◆ Page
2007-Jul-14 06:43 UTC

head link

Re: [Xen-users] Re: XEN 3.1: critical bug: vif init failure after creating 15-17 VMs (XENBUS: Timeout connecting to device: device/vif)

What dom0 kernel image are you running? It looks like vmalloc_sync_all(),
called from alloc_vm_area() has not caused the pte that will map the rx ring
to be made present in the currently-running page tables. The code looks okay
on inspection though.

 -- Keir

On 14/7/07 03:32, "Eric Tessler" <maiden1134@yahoo.com> wrote:
> Also, by suggestion of Keir, I tried the XEN 3.0.4 kernel in my 16th VM
> (2.6.16.33), it failed the same way. The only difference is that instead of
> extending the grant table from 4 to 5 frames, it was extended from 4 to 16
> frames:
>   
>    (XEN) grant_table.c:557:d18 Expanding dom (18) grant table from (4) to
(16)
> frames.

◆ Given data
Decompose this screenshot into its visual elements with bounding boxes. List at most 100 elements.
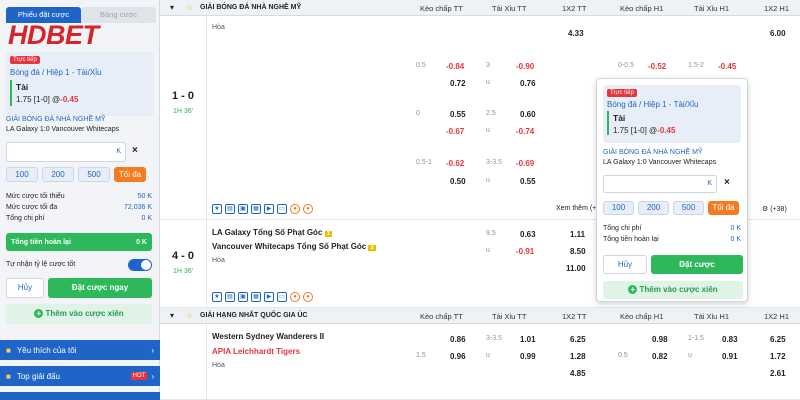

◆ Tasks to carry out
a - List every software version number that appears in the Xen mailing-list post.
b - Pick up the Xen mailing-list post after its last line and continue it.

◆ Answers to the problems
a -
3.1
3.0.4
2.6.16.33

b -
>    (XEN) mm.c:2605:d0 Could not find L1 PTE for address d1400000
>   
> I believe the following stack trace represents the trace of the failure
> (starting from within XenBus, traced by hand):
>   
> connect_rings    
> linux-2.6-xen-sparse/drivers/xen/netback/xenbus.c
> netif_map        
> linux-2.6-xen-sparse/drivers/xen/netback/interface.c
> map_frontend_pages
> linux-2.6-xen-sparse/drivers/xen/netback/interface.c
> __gnttab_map_grant_ref (hypercall)             xen/common/grant_table.c
> create_grant_host_mapping           xen/arch/x86/mm.c
> create_grant_va_mapping             xen/arch/x86/mm.c
>    guest_map_l1e                    xen/arch/x86/mm.c
>      (this is the function that is ultimately failing)
>   
>  
>   
> Any clue as to what is causing this failure or how to fix it? Is there any
> other debug info I can provide here that would be of any help in resolving
> this issue? I have some free time tomorrow to debug this issue, but need
some
> direction; this is in an area of XEN I don''t understand very well.



_______________________________________________
Xen-users mailing list
Xen-users@lists.xensource.com
http://lists.xensource.com/xen-users

Keir Fraser

2007-Jul-14 09:01 UTC

head link

Re: [Xen-users] Re: XEN 3.1: critical bug: vif init failure after creating 15-17 VMs (XENBUS: Timeout connecting to device: device/vif)

Now fixed in the staging tree. The patch (for your dom0 kernel) is also
attached to this email.

Thanks for your help in tracking this one down!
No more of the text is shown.